### Instruction:
Without the images, write out all of the following entries exactly.

Stored records:
--- --- ---

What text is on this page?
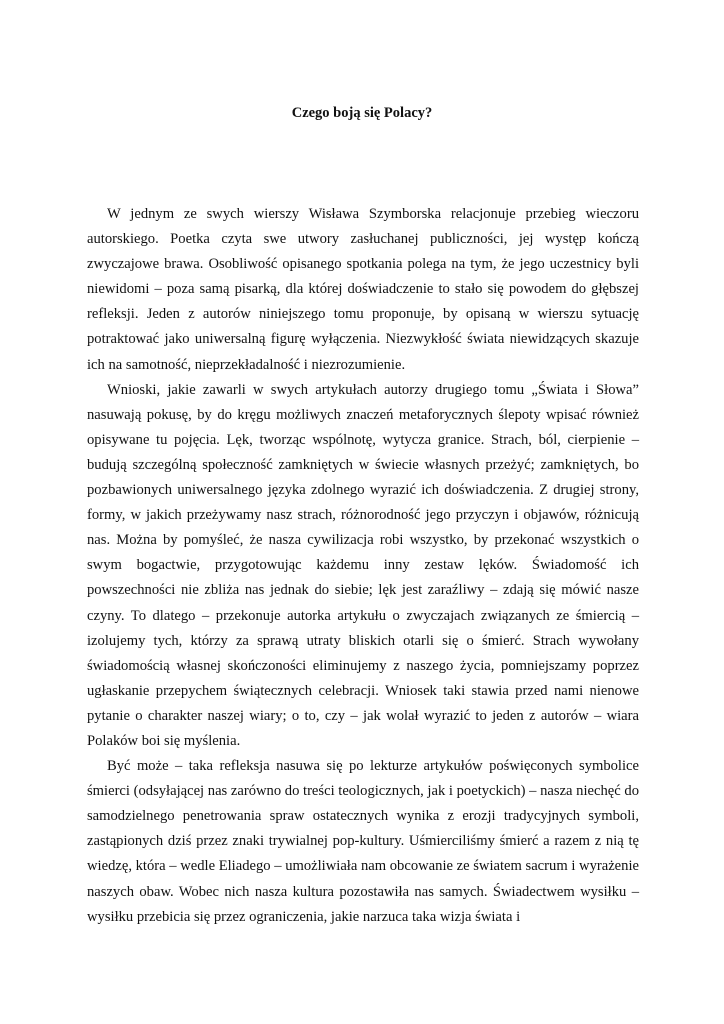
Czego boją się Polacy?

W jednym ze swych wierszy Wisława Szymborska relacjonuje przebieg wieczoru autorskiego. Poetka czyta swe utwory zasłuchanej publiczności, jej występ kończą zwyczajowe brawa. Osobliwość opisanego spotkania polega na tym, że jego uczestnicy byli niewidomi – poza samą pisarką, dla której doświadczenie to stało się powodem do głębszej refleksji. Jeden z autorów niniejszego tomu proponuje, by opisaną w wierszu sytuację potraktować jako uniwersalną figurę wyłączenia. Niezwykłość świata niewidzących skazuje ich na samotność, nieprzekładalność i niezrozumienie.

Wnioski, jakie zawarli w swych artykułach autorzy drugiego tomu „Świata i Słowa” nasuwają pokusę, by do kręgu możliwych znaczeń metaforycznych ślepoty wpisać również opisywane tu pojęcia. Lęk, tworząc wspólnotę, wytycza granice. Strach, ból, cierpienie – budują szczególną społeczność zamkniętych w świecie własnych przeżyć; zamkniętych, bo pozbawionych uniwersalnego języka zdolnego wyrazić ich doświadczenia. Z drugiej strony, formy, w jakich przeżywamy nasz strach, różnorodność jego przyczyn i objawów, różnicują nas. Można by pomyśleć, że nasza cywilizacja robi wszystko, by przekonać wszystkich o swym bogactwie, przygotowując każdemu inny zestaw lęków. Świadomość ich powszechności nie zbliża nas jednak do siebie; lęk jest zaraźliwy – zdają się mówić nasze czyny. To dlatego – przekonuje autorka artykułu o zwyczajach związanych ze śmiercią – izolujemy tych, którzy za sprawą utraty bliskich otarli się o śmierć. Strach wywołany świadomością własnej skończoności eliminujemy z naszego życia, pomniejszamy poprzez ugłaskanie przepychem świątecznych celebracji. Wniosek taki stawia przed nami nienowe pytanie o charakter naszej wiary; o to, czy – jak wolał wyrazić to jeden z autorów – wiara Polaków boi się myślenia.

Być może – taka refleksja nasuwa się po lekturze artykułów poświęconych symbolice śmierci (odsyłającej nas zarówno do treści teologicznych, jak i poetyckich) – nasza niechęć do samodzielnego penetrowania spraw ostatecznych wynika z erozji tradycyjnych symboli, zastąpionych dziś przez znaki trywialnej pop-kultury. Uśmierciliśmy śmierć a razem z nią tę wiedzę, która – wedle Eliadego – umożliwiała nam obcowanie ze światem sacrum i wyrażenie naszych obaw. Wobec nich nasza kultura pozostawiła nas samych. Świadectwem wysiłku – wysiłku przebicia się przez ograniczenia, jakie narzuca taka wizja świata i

--- --- ---

### The solution:
What text is on this page?
Czego boją się Polacy?

W jednym ze swych wierszy Wisława Szymborska relacjonuje przebieg wieczoru autorskiego. Poetka czyta swe utwory zasłuchanej publiczności, jej występ kończą zwyczajowe brawa. Osobliwość opisanego spotkania polega na tym, że jego uczestnicy byli niewidomi – poza samą pisarką, dla której doświadczenie to stało się powodem do głębszej refleksji. Jeden z autorów niniejszego tomu proponuje, by opisaną w wierszu sytuację potraktować jako uniwersalną figurę wyłączenia. Niezwykłość świata niewidzących skazuje ich na samotność, nieprzekładalność i niezrozumienie.

Wnioski, jakie zawarli w swych artykułach autorzy drugiego tomu „Świata i Słowa” nasuwają pokusę, by do kręgu możliwych znaczeń metaforycznych ślepoty wpisać również opisywane tu pojęcia. Lęk, tworząc wspólnotę, wytycza granice. Strach, ból, cierpienie – budują szczególną społeczność zamkniętych w świecie własnych przeżyć; zamkniętych, bo pozbawionych uniwersalnego języka zdolnego wyrazić ich doświadczenia. Z drugiej strony, formy, w jakich przeżywamy nasz strach, różnorodność jego przyczyn i objawów, różnicują nas. Można by pomyśleć, że nasza cywilizacja robi wszystko, by przekonać wszystkich o swym bogactwie, przygotowując każdemu inny zestaw lęków. Świadomość ich powszechności nie zbliża nas jednak do siebie; lęk jest zaraźliwy – zdają się mówić nasze czyny. To dlatego – przekonuje autorka artykułu o zwyczajach związanych ze śmiercią – izolujemy tych, którzy za sprawą utraty bliskich otarli się o śmierć. Strach wywołany świadomością własnej skończoności eliminujemy z naszego życia, pomniejszamy poprzez ugłaskanie przepychem świątecznych celebracji. Wniosek taki stawia przed nami nienowe pytanie o charakter naszej wiary; o to, czy – jak wolał wyrazić to jeden z autorów – wiara Polaków boi się myślenia.

Być może – taka refleksja nasuwa się po lekturze artykułów poświęconych symbolice śmierci (odsyłającej nas zarówno do treści teologicznych, jak i poetyckich) – nasza niechęć do samodzielnego penetrowania spraw ostatecznych wynika z erozji tradycyjnych symboli, zastąpionych dziś przez znaki trywialnej pop-kultury. Uśmierciliśmy śmierć a razem z nią tę wiedzę, która – wedle Eliadego – umożliwiała nam obcowanie ze światem sacrum i wyrażenie naszych obaw. Wobec nich nasza kultura pozostawiła nas samych. Świadectwem wysiłku – wysiłku przebicia się przez ograniczenia, jakie narzuca taka wizja świata i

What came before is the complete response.